::: DATASET

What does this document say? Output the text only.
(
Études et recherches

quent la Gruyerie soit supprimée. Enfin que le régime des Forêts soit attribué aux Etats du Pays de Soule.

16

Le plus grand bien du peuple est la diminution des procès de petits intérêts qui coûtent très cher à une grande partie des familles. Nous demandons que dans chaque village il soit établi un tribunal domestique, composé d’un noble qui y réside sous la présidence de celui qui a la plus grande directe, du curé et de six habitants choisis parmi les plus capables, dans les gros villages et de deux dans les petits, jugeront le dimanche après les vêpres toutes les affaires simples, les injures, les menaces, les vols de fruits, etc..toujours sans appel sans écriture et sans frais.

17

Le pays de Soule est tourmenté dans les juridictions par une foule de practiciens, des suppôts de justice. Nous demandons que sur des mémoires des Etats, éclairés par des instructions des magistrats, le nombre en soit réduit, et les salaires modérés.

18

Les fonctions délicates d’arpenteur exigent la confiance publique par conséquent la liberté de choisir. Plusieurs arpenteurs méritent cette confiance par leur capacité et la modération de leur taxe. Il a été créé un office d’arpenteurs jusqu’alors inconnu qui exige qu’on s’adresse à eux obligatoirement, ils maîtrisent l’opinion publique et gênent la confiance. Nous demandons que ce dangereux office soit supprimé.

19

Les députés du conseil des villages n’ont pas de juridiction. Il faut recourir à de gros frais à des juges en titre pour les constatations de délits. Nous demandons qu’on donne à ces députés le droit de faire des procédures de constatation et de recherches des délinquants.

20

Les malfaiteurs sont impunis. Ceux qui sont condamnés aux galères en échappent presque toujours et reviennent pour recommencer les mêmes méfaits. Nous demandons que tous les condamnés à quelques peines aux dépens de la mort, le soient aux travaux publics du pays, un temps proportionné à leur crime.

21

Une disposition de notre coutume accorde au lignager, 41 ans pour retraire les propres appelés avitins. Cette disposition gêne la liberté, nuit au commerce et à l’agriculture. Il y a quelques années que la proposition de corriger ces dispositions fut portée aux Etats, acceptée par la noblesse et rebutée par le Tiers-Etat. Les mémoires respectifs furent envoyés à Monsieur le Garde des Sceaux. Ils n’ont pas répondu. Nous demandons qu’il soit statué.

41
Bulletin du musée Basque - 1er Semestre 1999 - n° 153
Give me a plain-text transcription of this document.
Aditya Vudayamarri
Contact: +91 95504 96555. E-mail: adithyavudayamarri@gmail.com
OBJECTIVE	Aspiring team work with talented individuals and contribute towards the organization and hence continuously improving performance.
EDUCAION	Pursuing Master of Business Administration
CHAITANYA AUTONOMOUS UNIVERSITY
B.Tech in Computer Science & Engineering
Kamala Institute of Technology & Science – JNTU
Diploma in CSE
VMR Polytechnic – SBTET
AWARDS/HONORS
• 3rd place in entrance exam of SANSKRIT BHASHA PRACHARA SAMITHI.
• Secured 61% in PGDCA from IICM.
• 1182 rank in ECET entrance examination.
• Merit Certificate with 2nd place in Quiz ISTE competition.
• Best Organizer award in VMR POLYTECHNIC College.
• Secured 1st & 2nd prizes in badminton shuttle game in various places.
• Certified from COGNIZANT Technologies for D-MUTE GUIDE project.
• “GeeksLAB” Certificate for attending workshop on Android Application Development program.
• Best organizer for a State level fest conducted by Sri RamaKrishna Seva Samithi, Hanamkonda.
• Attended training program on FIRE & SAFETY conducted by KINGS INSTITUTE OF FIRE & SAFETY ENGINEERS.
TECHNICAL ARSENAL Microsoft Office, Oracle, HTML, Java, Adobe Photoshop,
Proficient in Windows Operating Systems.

::::::

• INSTRUCTIONS TO FOLLOW: List every line above containing the word "Etats".

• TASK SOLUTION:
quent la Gruyerie soit supprimée. Enfin que le régime des Forêts soit attribué aux Etats du Pays de Soule.
Le pays de Soule est tourmenté dans les juridictions par une foule de practiciens, des suppôts de justice. Nous demandons que sur des mémoires des Etats, éclairés par des instructions des magistrats, le nombre en soit réduit, et les salaires modérés.
Une disposition de notre coutume accorde au lignager, 41 ans pour retraire les propres appelés avitins. Cette disposition gêne la liberté, nuit au commerce et à l’agriculture. Il y a quelques années que la proposition de corriger ces dispositions fut portée aux Etats, acceptée par la noblesse et rebutée par le Tiers-Etat. Les mémoires respectifs furent envoyés à Monsieur le Garde des Sceaux. Ils n’ont pas répondu. Nous demandons qu’il soit statué.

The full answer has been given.